Copy out each line exactly as it appears.

★ ★ ★ ★ ★

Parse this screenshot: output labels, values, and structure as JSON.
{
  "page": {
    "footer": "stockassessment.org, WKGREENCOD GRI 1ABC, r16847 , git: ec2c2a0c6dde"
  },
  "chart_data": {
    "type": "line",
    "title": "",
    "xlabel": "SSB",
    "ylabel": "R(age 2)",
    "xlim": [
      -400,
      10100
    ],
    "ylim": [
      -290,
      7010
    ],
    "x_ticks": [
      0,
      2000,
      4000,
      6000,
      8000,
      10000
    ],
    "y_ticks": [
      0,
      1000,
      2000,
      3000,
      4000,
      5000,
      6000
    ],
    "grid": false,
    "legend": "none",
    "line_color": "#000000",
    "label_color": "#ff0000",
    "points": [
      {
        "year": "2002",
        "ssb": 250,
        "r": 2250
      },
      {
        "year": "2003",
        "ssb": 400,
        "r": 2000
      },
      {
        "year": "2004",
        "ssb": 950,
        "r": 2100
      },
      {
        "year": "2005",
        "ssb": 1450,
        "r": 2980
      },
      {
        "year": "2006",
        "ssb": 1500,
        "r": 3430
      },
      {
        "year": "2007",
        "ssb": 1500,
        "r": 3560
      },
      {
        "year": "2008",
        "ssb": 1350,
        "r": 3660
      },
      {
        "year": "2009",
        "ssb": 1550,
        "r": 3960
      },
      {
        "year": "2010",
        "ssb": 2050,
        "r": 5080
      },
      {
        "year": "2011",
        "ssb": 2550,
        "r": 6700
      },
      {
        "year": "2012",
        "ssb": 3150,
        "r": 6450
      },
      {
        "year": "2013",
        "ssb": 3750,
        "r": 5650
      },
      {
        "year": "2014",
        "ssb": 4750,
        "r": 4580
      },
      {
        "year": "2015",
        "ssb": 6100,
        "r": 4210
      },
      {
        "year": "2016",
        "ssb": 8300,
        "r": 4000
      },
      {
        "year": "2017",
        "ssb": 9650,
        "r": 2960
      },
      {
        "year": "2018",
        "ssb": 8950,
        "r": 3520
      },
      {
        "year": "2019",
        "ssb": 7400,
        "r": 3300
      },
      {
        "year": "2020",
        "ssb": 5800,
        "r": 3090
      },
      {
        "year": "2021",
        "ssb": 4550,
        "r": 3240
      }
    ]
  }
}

★ ★ ★ ★ ★

* [Full response]:
Parse this screenshot: output labels, values, and structure as JSON.
{
  "page": {
    "footer": "stockassessment.org, WKGREENCOD GRI 1ABC, r16847 , git: ec2c2a0c6dde"
  },
  "chart_data": {
    "type": "line",
    "title": "",
    "xlabel": "SSB",
    "ylabel": "R(age 2)",
    "xlim": [
      -400,
      10100
    ],
    "ylim": [
      -290,
      7010
    ],
    "x_ticks": [
      0,
      2000,
      4000,
      6000,
      8000,
      10000
    ],
    "y_ticks": [
      0,
      1000,
      2000,
      3000,
      4000,
      5000,
      6000
    ],
    "grid": false,
    "legend": "none",
    "line_color": "#000000",
    "label_color": "#ff0000",
    "points": [
      {
        "year": "2002",
        "ssb": 250,
        "r": 2250
      },
      {
        "year": "2003",
        "ssb": 400,
        "r": 2000
      },
      {
        "year": "2004",
        "ssb": 950,
        "r": 2100
      },
      {
        "year": "2005",
        "ssb": 1450,
        "r": 2980
      },
      {
        "year": "2006",
        "ssb": 1500,
        "r": 3430
      },
      {
        "year": "2007",
        "ssb": 1500,
        "r": 3560
      },
      {
        "year": "2008",
        "ssb": 1350,
        "r": 3660
      },
      {
        "year": "2009",
        "ssb": 1550,
        "r": 3960
      },
      {
        "year": "2010",
        "ssb": 2050,
        "r": 5080
      },
      {
        "year": "2011",
        "ssb": 2550,
        "r": 6700
      },
      {
        "year": "2012",
        "ssb": 3150,
        "r": 6450
      },
      {
        "year": "2013",
        "ssb": 3750,
        "r": 5650
      },
      {
        "year": "2014",
        "ssb": 4750,
        "r": 4580
      },
      {
        "year": "2015",
        "ssb": 6100,
        "r": 4210
      },
      {
        "year": "2016",
        "ssb": 8300,
        "r": 4000
      },
      {
        "year": "2017",
        "ssb": 9650,
        "r": 2960
      },
      {
        "year": "2018",
        "ssb": 8950,
        "r": 3520
      },
      {
        "year": "2019",
        "ssb": 7400,
        "r": 3300
      },
      {
        "year": "2020",
        "ssb": 5800,
        "r": 3090
      },
      {
        "year": "2021",
        "ssb": 4550,
        "r": 3240
      }
    ]
  }
}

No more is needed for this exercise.